Task prompt => Wherever the word "title" appears in a line, extract that line.

Extracted entries =>
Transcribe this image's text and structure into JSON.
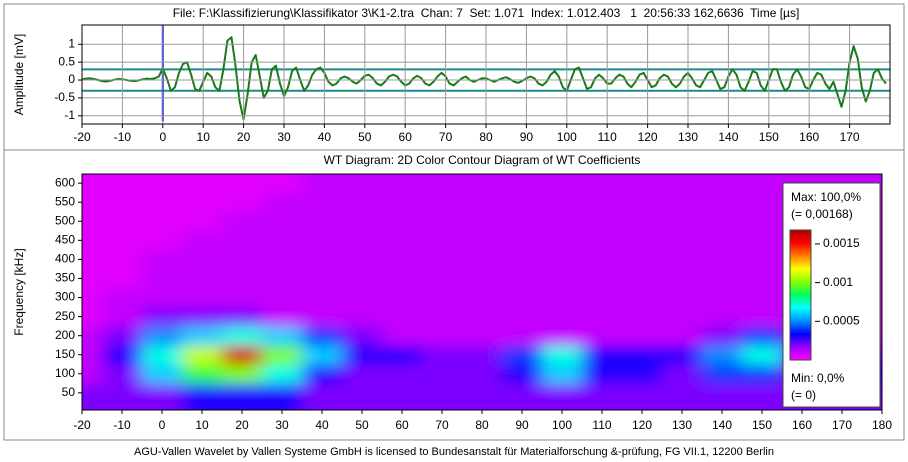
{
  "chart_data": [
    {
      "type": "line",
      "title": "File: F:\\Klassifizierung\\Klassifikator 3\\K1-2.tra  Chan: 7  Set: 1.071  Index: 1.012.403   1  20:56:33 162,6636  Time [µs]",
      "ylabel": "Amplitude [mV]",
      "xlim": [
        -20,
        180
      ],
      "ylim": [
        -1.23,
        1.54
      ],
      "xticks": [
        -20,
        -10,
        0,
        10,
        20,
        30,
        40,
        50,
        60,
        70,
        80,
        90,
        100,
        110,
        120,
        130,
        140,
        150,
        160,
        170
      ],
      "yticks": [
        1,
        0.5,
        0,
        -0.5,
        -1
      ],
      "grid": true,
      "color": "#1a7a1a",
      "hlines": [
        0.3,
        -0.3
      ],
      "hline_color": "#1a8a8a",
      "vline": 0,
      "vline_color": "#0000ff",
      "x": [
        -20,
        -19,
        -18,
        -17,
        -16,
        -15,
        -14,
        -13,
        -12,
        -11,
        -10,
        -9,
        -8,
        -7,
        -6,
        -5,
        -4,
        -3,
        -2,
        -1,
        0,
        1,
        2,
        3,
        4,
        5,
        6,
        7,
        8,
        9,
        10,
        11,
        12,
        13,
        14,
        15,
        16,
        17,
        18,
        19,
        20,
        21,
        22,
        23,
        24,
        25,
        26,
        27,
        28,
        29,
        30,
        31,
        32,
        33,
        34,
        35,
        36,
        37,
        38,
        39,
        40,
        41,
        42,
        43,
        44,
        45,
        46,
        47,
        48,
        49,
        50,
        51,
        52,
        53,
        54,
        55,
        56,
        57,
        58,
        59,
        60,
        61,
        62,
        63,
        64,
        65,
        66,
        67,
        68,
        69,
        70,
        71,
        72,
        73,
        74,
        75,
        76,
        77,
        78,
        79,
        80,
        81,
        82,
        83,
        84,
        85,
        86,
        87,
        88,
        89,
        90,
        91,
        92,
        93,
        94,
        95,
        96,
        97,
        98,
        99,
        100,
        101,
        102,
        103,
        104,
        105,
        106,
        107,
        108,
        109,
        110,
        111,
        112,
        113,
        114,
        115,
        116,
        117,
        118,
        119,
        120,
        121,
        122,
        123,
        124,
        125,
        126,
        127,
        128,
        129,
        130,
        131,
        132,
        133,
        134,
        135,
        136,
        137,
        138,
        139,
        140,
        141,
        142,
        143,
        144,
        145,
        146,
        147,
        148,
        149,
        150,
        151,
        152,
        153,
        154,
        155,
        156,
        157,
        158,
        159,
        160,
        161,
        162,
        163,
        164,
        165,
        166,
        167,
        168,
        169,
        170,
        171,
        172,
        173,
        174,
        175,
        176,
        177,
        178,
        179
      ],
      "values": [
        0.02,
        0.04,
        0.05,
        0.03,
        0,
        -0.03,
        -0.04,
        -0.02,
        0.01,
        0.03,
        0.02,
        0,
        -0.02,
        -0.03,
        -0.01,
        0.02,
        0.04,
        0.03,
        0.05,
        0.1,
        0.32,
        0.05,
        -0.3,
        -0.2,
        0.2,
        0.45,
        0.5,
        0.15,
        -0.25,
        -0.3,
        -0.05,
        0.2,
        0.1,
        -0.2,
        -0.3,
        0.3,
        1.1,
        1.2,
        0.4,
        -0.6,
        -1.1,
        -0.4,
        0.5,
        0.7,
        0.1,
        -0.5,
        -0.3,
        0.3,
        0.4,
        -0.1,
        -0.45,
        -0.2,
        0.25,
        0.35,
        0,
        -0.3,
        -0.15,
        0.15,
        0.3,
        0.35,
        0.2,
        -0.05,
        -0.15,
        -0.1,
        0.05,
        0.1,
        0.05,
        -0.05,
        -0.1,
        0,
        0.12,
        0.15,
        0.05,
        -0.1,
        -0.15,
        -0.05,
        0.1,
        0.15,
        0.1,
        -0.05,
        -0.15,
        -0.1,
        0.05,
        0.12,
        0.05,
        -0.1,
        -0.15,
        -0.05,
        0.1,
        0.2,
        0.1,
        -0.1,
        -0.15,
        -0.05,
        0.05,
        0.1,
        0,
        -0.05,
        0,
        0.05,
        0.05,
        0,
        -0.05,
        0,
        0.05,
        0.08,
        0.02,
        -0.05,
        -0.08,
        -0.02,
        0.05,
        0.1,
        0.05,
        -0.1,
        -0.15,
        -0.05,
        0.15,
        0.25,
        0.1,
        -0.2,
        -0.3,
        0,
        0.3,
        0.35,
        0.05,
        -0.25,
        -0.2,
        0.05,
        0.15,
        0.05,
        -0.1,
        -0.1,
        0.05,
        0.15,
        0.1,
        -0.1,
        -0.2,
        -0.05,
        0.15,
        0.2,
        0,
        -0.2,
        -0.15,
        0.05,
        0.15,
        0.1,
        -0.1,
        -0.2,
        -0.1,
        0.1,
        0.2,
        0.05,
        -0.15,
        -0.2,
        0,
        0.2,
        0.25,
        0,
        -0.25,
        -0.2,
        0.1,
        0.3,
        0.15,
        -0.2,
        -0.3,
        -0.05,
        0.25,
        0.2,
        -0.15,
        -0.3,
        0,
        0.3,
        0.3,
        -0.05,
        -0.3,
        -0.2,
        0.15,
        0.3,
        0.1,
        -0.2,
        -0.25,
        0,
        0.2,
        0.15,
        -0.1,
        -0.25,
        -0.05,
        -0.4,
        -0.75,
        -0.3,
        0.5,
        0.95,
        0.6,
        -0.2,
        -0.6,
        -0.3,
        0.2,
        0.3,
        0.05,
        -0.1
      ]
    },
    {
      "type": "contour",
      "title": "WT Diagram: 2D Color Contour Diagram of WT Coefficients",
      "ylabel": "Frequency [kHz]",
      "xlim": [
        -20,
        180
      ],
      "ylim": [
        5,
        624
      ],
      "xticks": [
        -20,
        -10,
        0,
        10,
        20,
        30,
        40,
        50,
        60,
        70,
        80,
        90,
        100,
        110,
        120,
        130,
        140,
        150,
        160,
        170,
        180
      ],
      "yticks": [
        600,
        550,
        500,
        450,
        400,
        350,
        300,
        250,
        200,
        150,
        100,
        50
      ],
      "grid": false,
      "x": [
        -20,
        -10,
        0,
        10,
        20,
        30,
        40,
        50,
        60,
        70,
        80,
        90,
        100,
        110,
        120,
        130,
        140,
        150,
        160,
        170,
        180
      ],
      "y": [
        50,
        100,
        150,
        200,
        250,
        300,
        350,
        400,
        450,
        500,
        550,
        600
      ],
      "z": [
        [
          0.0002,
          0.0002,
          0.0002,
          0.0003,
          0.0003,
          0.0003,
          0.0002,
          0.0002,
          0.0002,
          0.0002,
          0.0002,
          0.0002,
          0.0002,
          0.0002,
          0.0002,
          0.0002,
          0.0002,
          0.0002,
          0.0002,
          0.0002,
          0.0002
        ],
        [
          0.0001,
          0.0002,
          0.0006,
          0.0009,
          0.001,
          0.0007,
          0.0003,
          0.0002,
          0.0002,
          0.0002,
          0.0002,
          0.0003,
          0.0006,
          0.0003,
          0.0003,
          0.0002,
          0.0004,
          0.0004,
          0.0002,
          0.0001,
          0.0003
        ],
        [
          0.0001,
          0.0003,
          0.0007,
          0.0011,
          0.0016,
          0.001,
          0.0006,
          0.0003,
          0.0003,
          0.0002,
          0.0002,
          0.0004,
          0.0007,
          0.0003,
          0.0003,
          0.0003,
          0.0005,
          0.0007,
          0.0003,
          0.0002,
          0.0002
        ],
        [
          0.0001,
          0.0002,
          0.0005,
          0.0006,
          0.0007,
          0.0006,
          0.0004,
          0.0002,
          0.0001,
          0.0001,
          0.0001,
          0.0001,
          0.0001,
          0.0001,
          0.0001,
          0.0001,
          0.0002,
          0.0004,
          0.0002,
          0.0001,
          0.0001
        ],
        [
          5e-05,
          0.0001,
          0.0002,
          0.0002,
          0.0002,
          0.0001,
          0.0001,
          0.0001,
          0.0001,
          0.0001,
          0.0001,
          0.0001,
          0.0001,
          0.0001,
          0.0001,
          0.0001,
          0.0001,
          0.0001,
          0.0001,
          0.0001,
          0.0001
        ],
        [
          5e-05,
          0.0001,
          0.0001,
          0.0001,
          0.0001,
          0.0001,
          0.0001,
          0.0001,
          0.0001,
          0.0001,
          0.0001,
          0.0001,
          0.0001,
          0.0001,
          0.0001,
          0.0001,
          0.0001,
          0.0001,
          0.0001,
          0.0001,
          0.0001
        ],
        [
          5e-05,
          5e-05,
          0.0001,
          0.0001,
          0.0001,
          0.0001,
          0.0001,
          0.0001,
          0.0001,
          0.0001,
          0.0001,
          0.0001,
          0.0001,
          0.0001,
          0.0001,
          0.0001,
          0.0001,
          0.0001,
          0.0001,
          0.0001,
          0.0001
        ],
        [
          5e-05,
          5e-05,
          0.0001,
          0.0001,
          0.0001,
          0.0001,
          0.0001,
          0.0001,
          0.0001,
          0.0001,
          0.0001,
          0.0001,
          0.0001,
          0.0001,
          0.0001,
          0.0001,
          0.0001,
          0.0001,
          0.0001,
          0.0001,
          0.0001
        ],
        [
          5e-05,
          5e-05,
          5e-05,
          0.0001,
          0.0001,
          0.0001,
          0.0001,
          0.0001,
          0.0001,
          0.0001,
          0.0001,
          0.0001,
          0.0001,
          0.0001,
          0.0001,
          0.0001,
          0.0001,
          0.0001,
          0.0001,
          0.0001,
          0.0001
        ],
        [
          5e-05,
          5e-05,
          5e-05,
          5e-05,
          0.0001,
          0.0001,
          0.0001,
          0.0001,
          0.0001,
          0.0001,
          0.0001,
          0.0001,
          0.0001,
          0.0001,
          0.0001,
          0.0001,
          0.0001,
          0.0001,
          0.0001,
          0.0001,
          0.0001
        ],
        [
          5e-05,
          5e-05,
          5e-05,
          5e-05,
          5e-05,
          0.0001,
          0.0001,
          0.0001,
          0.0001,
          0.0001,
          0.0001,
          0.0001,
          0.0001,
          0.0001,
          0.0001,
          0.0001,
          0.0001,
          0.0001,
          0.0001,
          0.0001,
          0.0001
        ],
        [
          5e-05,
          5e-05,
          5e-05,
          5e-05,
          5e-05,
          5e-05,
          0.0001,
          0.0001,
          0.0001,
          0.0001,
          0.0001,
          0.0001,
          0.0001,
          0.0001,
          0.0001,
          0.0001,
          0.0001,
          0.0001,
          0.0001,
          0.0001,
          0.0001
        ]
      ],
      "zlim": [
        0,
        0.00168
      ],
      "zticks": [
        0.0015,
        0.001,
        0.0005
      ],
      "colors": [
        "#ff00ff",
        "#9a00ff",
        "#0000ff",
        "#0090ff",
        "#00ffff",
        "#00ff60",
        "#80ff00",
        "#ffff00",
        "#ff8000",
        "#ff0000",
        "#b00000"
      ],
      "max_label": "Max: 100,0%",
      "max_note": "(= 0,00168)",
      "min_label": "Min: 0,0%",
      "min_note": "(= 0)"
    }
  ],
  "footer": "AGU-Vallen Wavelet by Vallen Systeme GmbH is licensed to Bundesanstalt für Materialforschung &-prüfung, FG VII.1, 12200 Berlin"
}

Response to this task =>
      "title": "File: F:\\Klassifizierung\\Klassifikator 3\\K1-2.tra  Chan: 7  Set: 1.071  Index: 1.012.403   1  20:56:33 162,6636  Time [µs]",
      "title": "WT Diagram: 2D Color Contour Diagram of WT Coefficients",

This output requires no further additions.